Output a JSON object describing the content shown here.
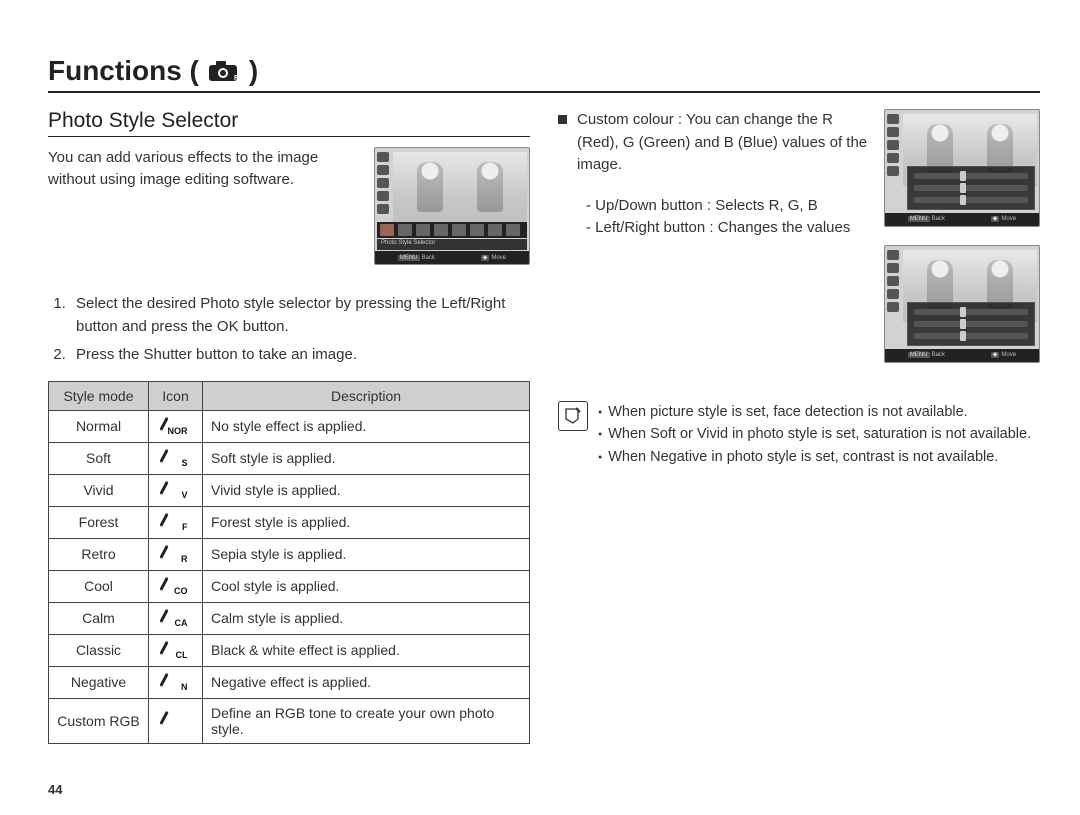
{
  "heading": "Functions (",
  "heading_close": ")",
  "subheading": "Photo Style Selector",
  "intro": "You can add various effects to the image without using image editing software.",
  "screenshot_label": "Photo Style Selector",
  "screenshot_back": "Back",
  "screenshot_move": "Move",
  "steps": [
    "Select the desired Photo style selector by pressing the Left/Right button and press the OK button.",
    "Press the Shutter button to take an image."
  ],
  "table": {
    "headers": [
      "Style mode",
      "Icon",
      "Description"
    ],
    "rows": [
      {
        "mode": "Normal",
        "sub": "NOR",
        "desc": "No style effect is applied."
      },
      {
        "mode": "Soft",
        "sub": "S",
        "desc": "Soft style is applied."
      },
      {
        "mode": "Vivid",
        "sub": "V",
        "desc": "Vivid style is applied."
      },
      {
        "mode": "Forest",
        "sub": "F",
        "desc": "Forest style is applied."
      },
      {
        "mode": "Retro",
        "sub": "R",
        "desc": "Sepia style is applied."
      },
      {
        "mode": "Cool",
        "sub": "CO",
        "desc": "Cool style is applied."
      },
      {
        "mode": "Calm",
        "sub": "CA",
        "desc": "Calm style is applied."
      },
      {
        "mode": "Classic",
        "sub": "CL",
        "desc": "Black & white effect is applied."
      },
      {
        "mode": "Negative",
        "sub": "N",
        "desc": "Negative effect is applied."
      },
      {
        "mode": "Custom RGB",
        "sub": "",
        "desc": "Define an RGB tone to create your own photo style."
      }
    ]
  },
  "custom_colour_label": "Custom colour : ",
  "custom_colour_text": "You can change the R (Red), G (Green) and B (Blue) values of the image.",
  "controls": [
    "- Up/Down button : Selects R, G, B",
    "- Left/Right button : Changes the values"
  ],
  "notes": [
    "When picture style is set, face detection is not available.",
    "When Soft or Vivid in photo style is set, saturation is not available.",
    "When Negative in photo style is set, contrast is not available."
  ],
  "page_number": "44"
}
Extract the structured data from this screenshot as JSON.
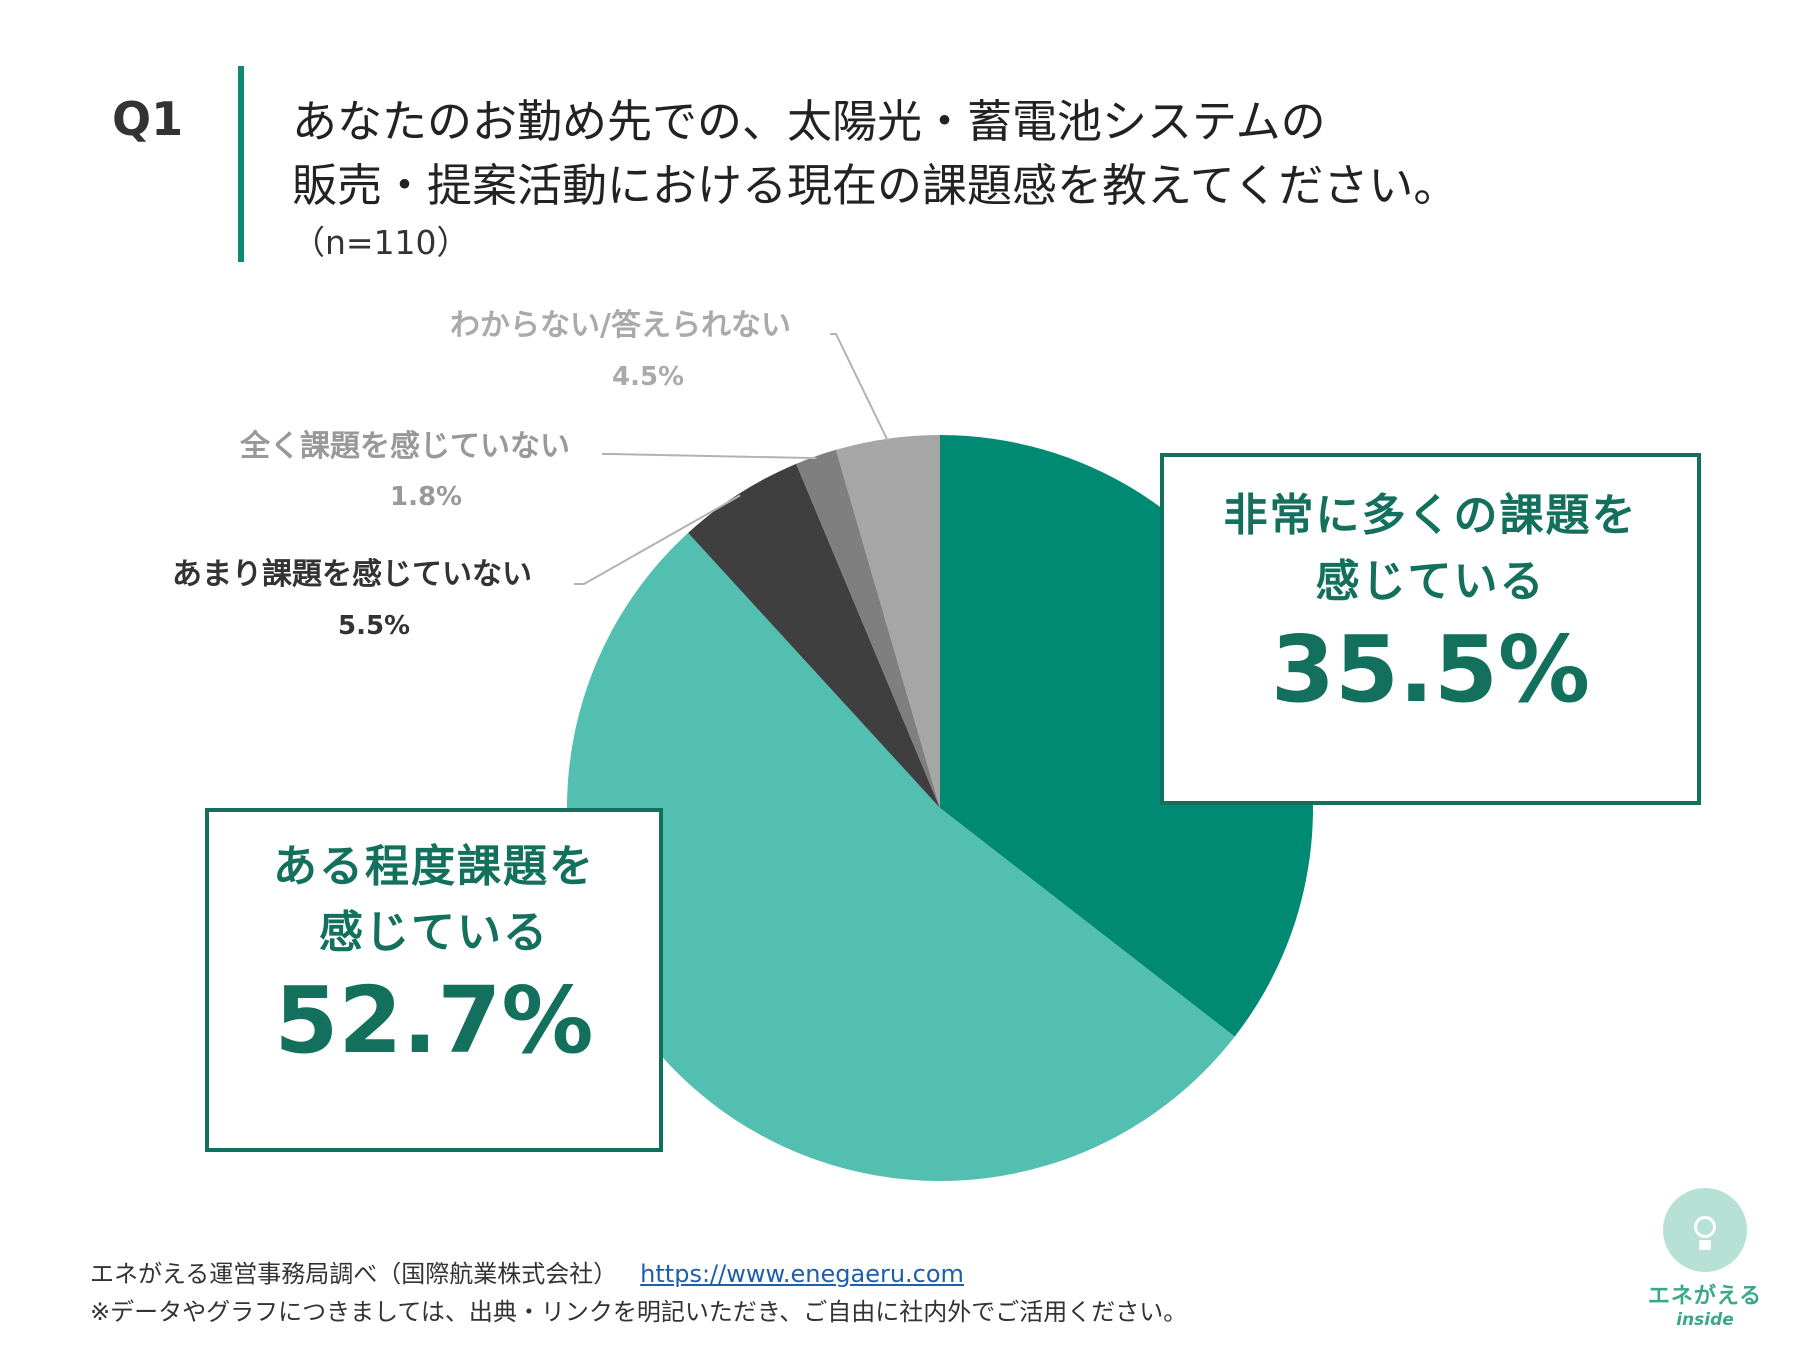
{
  "header": {
    "question_label": "Q1",
    "title_lines": [
      "あなたのお勤め先での、太陽光・蓄電池システムの",
      "販売・提案活動における現在の課題感を教えてください。"
    ],
    "sample_size": "（n=110）"
  },
  "chart_data": {
    "type": "pie",
    "start_angle_deg": 0,
    "direction": "clockwise",
    "slices": [
      {
        "label_lines": [
          "非常に多くの課題を",
          "感じている"
        ],
        "value": 35.5,
        "display": "35.5%",
        "color": "#008a74"
      },
      {
        "label_lines": [
          "ある程度課題を",
          "感じている"
        ],
        "value": 52.7,
        "display": "52.7%",
        "color": "#52bfb0"
      },
      {
        "label": "あまり課題を感じていない",
        "value": 5.5,
        "display": "5.5%",
        "color": "#3f3f3f"
      },
      {
        "label": "全く課題を感じていない",
        "value": 1.8,
        "display": "1.8%",
        "color": "#7f7f7f"
      },
      {
        "label": "わからない/答えられない",
        "value": 4.5,
        "display": "4.5%",
        "color": "#a6a6a6"
      }
    ],
    "label_colors": {
      "あまり課題を感じていない": "#333333",
      "全く課題を感じていない": "#999999",
      "わからない/答えられない": "#aaaaaa"
    }
  },
  "footer": {
    "source": "エネがえる運営事務局調べ（国際航業株式会社）",
    "url": "https://www.enegaeru.com",
    "note": "※データやグラフにつきましては、出典・リンクを明記いただき、ご自由に社内外でご活用ください。"
  },
  "logo": {
    "name": "エネがえる",
    "sub": "inside",
    "icon": "lightbulb-icon"
  }
}
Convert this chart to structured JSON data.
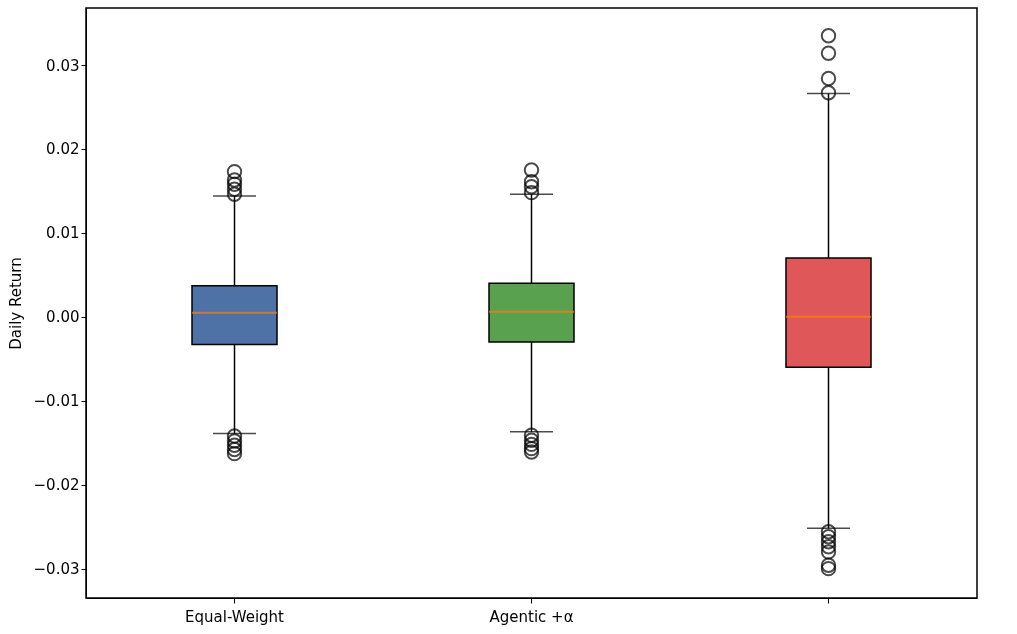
{
  "chart_data": {
    "type": "box",
    "categories": [
      "Equal-Weight",
      "Agentic +α",
      null
    ],
    "ylabel": "Daily Return",
    "colors": [
      "#4e72a6",
      "#59a14f",
      "#e05759"
    ],
    "ylim": [
      -0.0335,
      0.0368
    ],
    "yticks": [
      {
        "value": -0.03,
        "label": "−0.03"
      },
      {
        "value": -0.02,
        "label": "−0.02"
      },
      {
        "value": -0.01,
        "label": "−0.01"
      },
      {
        "value": 0,
        "label": "0.00"
      },
      {
        "value": 0.01,
        "label": "0.01"
      },
      {
        "value": 0.02,
        "label": "0.02"
      },
      {
        "value": 0.03,
        "label": "0.03"
      }
    ],
    "grid": false,
    "boxes": [
      {
        "low": -0.0139,
        "q1": -0.0033,
        "median": 0.0005,
        "q3": 0.0037,
        "high": 0.0144,
        "outliers": [
          0.0146,
          0.0152,
          0.0158,
          0.0163,
          0.0173,
          -0.0142,
          -0.0148,
          -0.0153,
          -0.0158,
          -0.0163
        ]
      },
      {
        "low": -0.0137,
        "q1": -0.003,
        "median": 0.0006,
        "q3": 0.004,
        "high": 0.0146,
        "outliers": [
          0.0148,
          0.0155,
          0.0161,
          0.0175,
          -0.0141,
          -0.0147,
          -0.0152,
          -0.0157,
          -0.0161
        ]
      },
      {
        "low": -0.0252,
        "q1": -0.006,
        "median": 0.0,
        "q3": 0.007,
        "high": 0.0266,
        "outliers": [
          0.0267,
          0.0284,
          0.0314,
          0.0335,
          -0.0256,
          -0.0262,
          -0.0268,
          -0.0274,
          -0.028,
          -0.0296,
          -0.03
        ]
      }
    ]
  }
}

* SHORT TASK *
Quote the records in full and exactly; skip any image.

* RESULT OF THIS EXERCISE *
Output a JSON object describing the content shown here.
{
  "heading": "Functions (",
  "heading_close": ")",
  "subheading": "Photo Style Selector",
  "intro": "You can add various effects to the image without using image editing software.",
  "screenshot_label": "Photo Style Selector",
  "screenshot_back": "Back",
  "screenshot_move": "Move",
  "steps": [
    "Select the desired Photo style selector by pressing the Left/Right button and press the OK button.",
    "Press the Shutter button to take an image."
  ],
  "table": {
    "headers": [
      "Style mode",
      "Icon",
      "Description"
    ],
    "rows": [
      {
        "mode": "Normal",
        "sub": "NOR",
        "desc": "No style effect is applied."
      },
      {
        "mode": "Soft",
        "sub": "S",
        "desc": "Soft style is applied."
      },
      {
        "mode": "Vivid",
        "sub": "V",
        "desc": "Vivid style is applied."
      },
      {
        "mode": "Forest",
        "sub": "F",
        "desc": "Forest style is applied."
      },
      {
        "mode": "Retro",
        "sub": "R",
        "desc": "Sepia style is applied."
      },
      {
        "mode": "Cool",
        "sub": "CO",
        "desc": "Cool style is applied."
      },
      {
        "mode": "Calm",
        "sub": "CA",
        "desc": "Calm style is applied."
      },
      {
        "mode": "Classic",
        "sub": "CL",
        "desc": "Black & white effect is applied."
      },
      {
        "mode": "Negative",
        "sub": "N",
        "desc": "Negative effect is applied."
      },
      {
        "mode": "Custom RGB",
        "sub": "",
        "desc": "Define an RGB tone to create your own photo style."
      }
    ]
  },
  "custom_colour_label": "Custom colour : ",
  "custom_colour_text": "You can change the R (Red), G (Green) and B (Blue) values of the image.",
  "controls": [
    "- Up/Down button : Selects R, G, B",
    "- Left/Right button : Changes the values"
  ],
  "notes": [
    "When picture style is set, face detection is not available.",
    "When Soft or Vivid in photo style is set, saturation is not available.",
    "When Negative in photo style is set, contrast is not available."
  ],
  "page_number": "44"
}
Extract the structured data from this screenshot as JSON.
{
  "header": {
    "question_label": "Q1",
    "title_lines": [
      "あなたのお勤め先での、太陽光・蓄電池システムの",
      "販売・提案活動における現在の課題感を教えてください。"
    ],
    "sample_size": "（n=110）"
  },
  "chart_data": {
    "type": "pie",
    "start_angle_deg": 0,
    "direction": "clockwise",
    "slices": [
      {
        "label_lines": [
          "非常に多くの課題を",
          "感じている"
        ],
        "value": 35.5,
        "display": "35.5%",
        "color": "#008a74"
      },
      {
        "label_lines": [
          "ある程度課題を",
          "感じている"
        ],
        "value": 52.7,
        "display": "52.7%",
        "color": "#52bfb0"
      },
      {
        "label": "あまり課題を感じていない",
        "value": 5.5,
        "display": "5.5%",
        "color": "#3f3f3f"
      },
      {
        "label": "全く課題を感じていない",
        "value": 1.8,
        "display": "1.8%",
        "color": "#7f7f7f"
      },
      {
        "label": "わからない/答えられない",
        "value": 4.5,
        "display": "4.5%",
        "color": "#a6a6a6"
      }
    ],
    "label_colors": {
      "あまり課題を感じていない": "#333333",
      "全く課題を感じていない": "#999999",
      "わからない/答えられない": "#aaaaaa"
    }
  },
  "footer": {
    "source": "エネがえる運営事務局調べ（国際航業株式会社）",
    "url": "https://www.enegaeru.com",
    "note": "※データやグラフにつきましては、出典・リンクを明記いただき、ご自由に社内外でご活用ください。"
  },
  "logo": {
    "name": "エネがえる",
    "sub": "inside",
    "icon": "lightbulb-icon"
  }
}
Convert this chart to structured JSON data.
{
  "chart_data": {
    "type": "box",
    "categories": [
      "Equal-Weight",
      "Agentic +α",
      null
    ],
    "ylabel": "Daily Return",
    "colors": [
      "#4e72a6",
      "#59a14f",
      "#e05759"
    ],
    "ylim": [
      -0.0335,
      0.0368
    ],
    "yticks": [
      {
        "value": -0.03,
        "label": "−0.03"
      },
      {
        "value": -0.02,
        "label": "−0.02"
      },
      {
        "value": -0.01,
        "label": "−0.01"
      },
      {
        "value": 0,
        "label": "0.00"
      },
      {
        "value": 0.01,
        "label": "0.01"
      },
      {
        "value": 0.02,
        "label": "0.02"
      },
      {
        "value": 0.03,
        "label": "0.03"
      }
    ],
    "grid": false,
    "boxes": [
      {
        "low": -0.0139,
        "q1": -0.0033,
        "median": 0.0005,
        "q3": 0.0037,
        "high": 0.0144,
        "outliers": [
          0.0146,
          0.0152,
          0.0158,
          0.0163,
          0.0173,
          -0.0142,
          -0.0148,
          -0.0153,
          -0.0158,
          -0.0163
        ]
      },
      {
        "low": -0.0137,
        "q1": -0.003,
        "median": 0.0006,
        "q3": 0.004,
        "high": 0.0146,
        "outliers": [
          0.0148,
          0.0155,
          0.0161,
          0.0175,
          -0.0141,
          -0.0147,
          -0.0152,
          -0.0157,
          -0.0161
        ]
      },
      {
        "low": -0.0252,
        "q1": -0.006,
        "median": 0.0,
        "q3": 0.007,
        "high": 0.0266,
        "outliers": [
          0.0267,
          0.0284,
          0.0314,
          0.0335,
          -0.0256,
          -0.0262,
          -0.0268,
          -0.0274,
          -0.028,
          -0.0296,
          -0.03
        ]
      }
    ]
  }
}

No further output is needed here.